Structured figure records
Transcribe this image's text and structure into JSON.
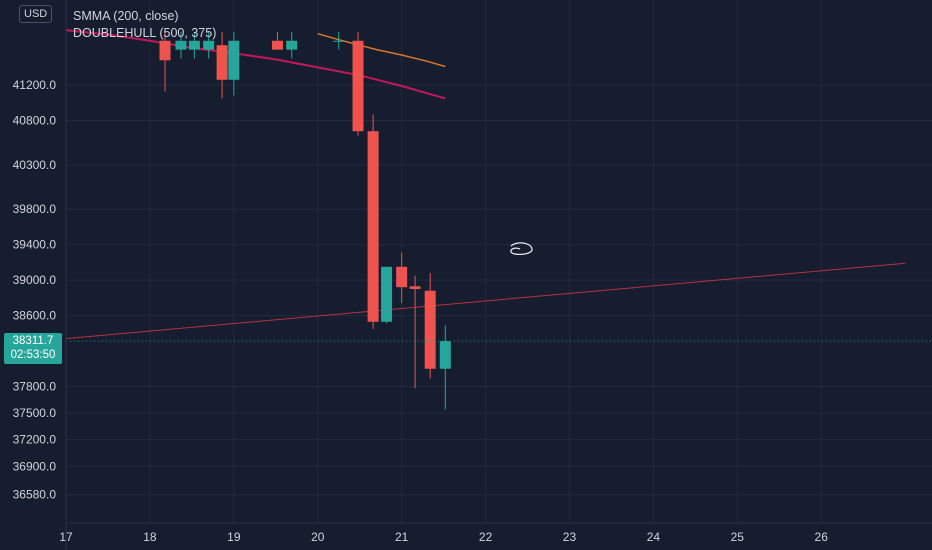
{
  "currency": "USD",
  "legend": {
    "smma": "SMMA (200, close)",
    "doublehull": "DOUBLEHULL (500, 375)"
  },
  "last_price": {
    "value": "38311.7",
    "countdown": "02:53:50"
  },
  "price_labels": [
    "41200.0",
    "40800.0",
    "40300.0",
    "39800.0",
    "39400.0",
    "39000.0",
    "38600.0",
    "37800.0",
    "37500.0",
    "37200.0",
    "36900.0",
    "36580.0"
  ],
  "time_labels": [
    "17",
    "18",
    "19",
    "20",
    "21",
    "22",
    "23",
    "24",
    "25",
    "26"
  ],
  "colors": {
    "up": "#26a69a",
    "down": "#ef5350",
    "smma": "#d9742c",
    "doublehull": "#c2185b"
  },
  "chart_data": {
    "type": "candlestick",
    "x_unit": "day",
    "y_unit": "USD",
    "candles": [
      {
        "t": 18.18,
        "o": 41700,
        "h": 41800,
        "l": 41130,
        "c": 41480
      },
      {
        "t": 18.37,
        "o": 41600,
        "h": 41800,
        "l": 41500,
        "c": 41700
      },
      {
        "t": 18.53,
        "o": 41600,
        "h": 41800,
        "l": 41500,
        "c": 41700
      },
      {
        "t": 18.7,
        "o": 41600,
        "h": 41800,
        "l": 41500,
        "c": 41700
      },
      {
        "t": 18.86,
        "o": 41650,
        "h": 41800,
        "l": 41050,
        "c": 41260
      },
      {
        "t": 19.0,
        "o": 41260,
        "h": 41800,
        "l": 41080,
        "c": 41700
      },
      {
        "t": 19.52,
        "o": 41700,
        "h": 41800,
        "l": 41600,
        "c": 41600
      },
      {
        "t": 19.69,
        "o": 41600,
        "h": 41800,
        "l": 41500,
        "c": 41700
      },
      {
        "t": 20.25,
        "o": 41700,
        "h": 41800,
        "l": 41600,
        "c": 41700
      },
      {
        "t": 20.48,
        "o": 41700,
        "h": 41800,
        "l": 40630,
        "c": 40680
      },
      {
        "t": 20.66,
        "o": 40680,
        "h": 40870,
        "l": 38450,
        "c": 38530
      },
      {
        "t": 20.82,
        "o": 38530,
        "h": 39150,
        "l": 38510,
        "c": 39150
      },
      {
        "t": 21.0,
        "o": 39150,
        "h": 39310,
        "l": 38740,
        "c": 38920
      },
      {
        "t": 21.16,
        "o": 38930,
        "h": 39050,
        "l": 37780,
        "c": 38900
      },
      {
        "t": 21.34,
        "o": 38880,
        "h": 39080,
        "l": 37890,
        "c": 38000
      },
      {
        "t": 21.52,
        "o": 38000,
        "h": 38490,
        "l": 37540,
        "c": 38311.7
      }
    ],
    "series": [
      {
        "name": "SMMA (200, close)",
        "x": [
          20.0,
          20.3,
          20.7,
          21.0,
          21.3,
          21.52
        ],
        "y": [
          41780,
          41700,
          41600,
          41540,
          41470,
          41410
        ]
      },
      {
        "name": "DOUBLEHULL (500, 375)",
        "x": [
          17.0,
          17.5,
          18.0,
          18.5,
          19.0,
          19.5,
          20.0,
          20.5,
          21.0,
          21.52
        ],
        "y": [
          41820,
          41770,
          41700,
          41620,
          41560,
          41490,
          41400,
          41310,
          41190,
          41050
        ]
      }
    ],
    "trendline": {
      "x": [
        17.0,
        27.0
      ],
      "y": [
        38340,
        39190
      ]
    },
    "last_price_line": 38311.7,
    "ylim": [
      36260,
      42160
    ],
    "xlim": [
      17.0,
      27.32
    ]
  }
}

## Task brief
Restate the data above exactly, stripping out each image.

## Answer
Transcribe this image's text and structure into JSON.
{
  "currency": "USD",
  "legend": {
    "smma": "SMMA (200, close)",
    "doublehull": "DOUBLEHULL (500, 375)"
  },
  "last_price": {
    "value": "38311.7",
    "countdown": "02:53:50"
  },
  "price_labels": [
    "41200.0",
    "40800.0",
    "40300.0",
    "39800.0",
    "39400.0",
    "39000.0",
    "38600.0",
    "37800.0",
    "37500.0",
    "37200.0",
    "36900.0",
    "36580.0"
  ],
  "time_labels": [
    "17",
    "18",
    "19",
    "20",
    "21",
    "22",
    "23",
    "24",
    "25",
    "26"
  ],
  "colors": {
    "up": "#26a69a",
    "down": "#ef5350",
    "smma": "#d9742c",
    "doublehull": "#c2185b"
  },
  "chart_data": {
    "type": "candlestick",
    "x_unit": "day",
    "y_unit": "USD",
    "candles": [
      {
        "t": 18.18,
        "o": 41700,
        "h": 41800,
        "l": 41130,
        "c": 41480
      },
      {
        "t": 18.37,
        "o": 41600,
        "h": 41800,
        "l": 41500,
        "c": 41700
      },
      {
        "t": 18.53,
        "o": 41600,
        "h": 41800,
        "l": 41500,
        "c": 41700
      },
      {
        "t": 18.7,
        "o": 41600,
        "h": 41800,
        "l": 41500,
        "c": 41700
      },
      {
        "t": 18.86,
        "o": 41650,
        "h": 41800,
        "l": 41050,
        "c": 41260
      },
      {
        "t": 19.0,
        "o": 41260,
        "h": 41800,
        "l": 41080,
        "c": 41700
      },
      {
        "t": 19.52,
        "o": 41700,
        "h": 41800,
        "l": 41600,
        "c": 41600
      },
      {
        "t": 19.69,
        "o": 41600,
        "h": 41800,
        "l": 41500,
        "c": 41700
      },
      {
        "t": 20.25,
        "o": 41700,
        "h": 41800,
        "l": 41600,
        "c": 41700
      },
      {
        "t": 20.48,
        "o": 41700,
        "h": 41800,
        "l": 40630,
        "c": 40680
      },
      {
        "t": 20.66,
        "o": 40680,
        "h": 40870,
        "l": 38450,
        "c": 38530
      },
      {
        "t": 20.82,
        "o": 38530,
        "h": 39150,
        "l": 38510,
        "c": 39150
      },
      {
        "t": 21.0,
        "o": 39150,
        "h": 39310,
        "l": 38740,
        "c": 38920
      },
      {
        "t": 21.16,
        "o": 38930,
        "h": 39050,
        "l": 37780,
        "c": 38900
      },
      {
        "t": 21.34,
        "o": 38880,
        "h": 39080,
        "l": 37890,
        "c": 38000
      },
      {
        "t": 21.52,
        "o": 38000,
        "h": 38490,
        "l": 37540,
        "c": 38311.7
      }
    ],
    "series": [
      {
        "name": "SMMA (200, close)",
        "x": [
          20.0,
          20.3,
          20.7,
          21.0,
          21.3,
          21.52
        ],
        "y": [
          41780,
          41700,
          41600,
          41540,
          41470,
          41410
        ]
      },
      {
        "name": "DOUBLEHULL (500, 375)",
        "x": [
          17.0,
          17.5,
          18.0,
          18.5,
          19.0,
          19.5,
          20.0,
          20.5,
          21.0,
          21.52
        ],
        "y": [
          41820,
          41770,
          41700,
          41620,
          41560,
          41490,
          41400,
          41310,
          41190,
          41050
        ]
      }
    ],
    "trendline": {
      "x": [
        17.0,
        27.0
      ],
      "y": [
        38340,
        39190
      ]
    },
    "last_price_line": 38311.7,
    "ylim": [
      36260,
      42160
    ],
    "xlim": [
      17.0,
      27.32
    ]
  }
}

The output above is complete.